(Items from a figure collection)
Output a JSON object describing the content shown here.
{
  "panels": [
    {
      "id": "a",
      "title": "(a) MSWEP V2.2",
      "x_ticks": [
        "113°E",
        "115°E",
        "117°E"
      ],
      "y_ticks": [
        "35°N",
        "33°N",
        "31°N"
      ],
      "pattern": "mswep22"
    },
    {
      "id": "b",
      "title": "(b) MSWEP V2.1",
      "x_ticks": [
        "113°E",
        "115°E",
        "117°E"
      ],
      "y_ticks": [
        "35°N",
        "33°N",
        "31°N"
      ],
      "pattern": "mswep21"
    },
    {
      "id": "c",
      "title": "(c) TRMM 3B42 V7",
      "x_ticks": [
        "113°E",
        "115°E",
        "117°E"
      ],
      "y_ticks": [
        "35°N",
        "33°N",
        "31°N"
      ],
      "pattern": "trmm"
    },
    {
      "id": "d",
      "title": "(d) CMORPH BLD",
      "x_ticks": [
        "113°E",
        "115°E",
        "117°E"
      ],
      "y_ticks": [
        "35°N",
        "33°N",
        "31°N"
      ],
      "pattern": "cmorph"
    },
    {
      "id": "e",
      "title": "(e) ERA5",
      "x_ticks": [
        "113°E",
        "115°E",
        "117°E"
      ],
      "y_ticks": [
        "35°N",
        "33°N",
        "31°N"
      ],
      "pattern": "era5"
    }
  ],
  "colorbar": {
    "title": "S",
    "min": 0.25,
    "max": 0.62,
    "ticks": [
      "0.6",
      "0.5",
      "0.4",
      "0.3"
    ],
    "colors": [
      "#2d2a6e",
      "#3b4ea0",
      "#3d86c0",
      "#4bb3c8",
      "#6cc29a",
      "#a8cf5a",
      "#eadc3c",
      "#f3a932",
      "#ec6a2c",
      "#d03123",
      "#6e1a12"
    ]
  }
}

Aim
Return all of the data exactly as it reads.

Output of the exercise
Output a JSON object describing the content shown here.
{
  "panels": [
    {
      "id": "a",
      "title": "(a) MSWEP V2.2",
      "x_ticks": [
        "113°E",
        "115°E",
        "117°E"
      ],
      "y_ticks": [
        "35°N",
        "33°N",
        "31°N"
      ],
      "pattern": "mswep22"
    },
    {
      "id": "b",
      "title": "(b) MSWEP V2.1",
      "x_ticks": [
        "113°E",
        "115°E",
        "117°E"
      ],
      "y_ticks": [
        "35°N",
        "33°N",
        "31°N"
      ],
      "pattern": "mswep21"
    },
    {
      "id": "c",
      "title": "(c) TRMM 3B42 V7",
      "x_ticks": [
        "113°E",
        "115°E",
        "117°E"
      ],
      "y_ticks": [
        "35°N",
        "33°N",
        "31°N"
      ],
      "pattern": "trmm"
    },
    {
      "id": "d",
      "title": "(d) CMORPH BLD",
      "x_ticks": [
        "113°E",
        "115°E",
        "117°E"
      ],
      "y_ticks": [
        "35°N",
        "33°N",
        "31°N"
      ],
      "pattern": "cmorph"
    },
    {
      "id": "e",
      "title": "(e) ERA5",
      "x_ticks": [
        "113°E",
        "115°E",
        "117°E"
      ],
      "y_ticks": [
        "35°N",
        "33°N",
        "31°N"
      ],
      "pattern": "era5"
    }
  ],
  "colorbar": {
    "title": "S",
    "min": 0.25,
    "max": 0.62,
    "ticks": [
      "0.6",
      "0.5",
      "0.4",
      "0.3"
    ],
    "colors": [
      "#2d2a6e",
      "#3b4ea0",
      "#3d86c0",
      "#4bb3c8",
      "#6cc29a",
      "#a8cf5a",
      "#eadc3c",
      "#f3a932",
      "#ec6a2c",
      "#d03123",
      "#6e1a12"
    ]
  }
}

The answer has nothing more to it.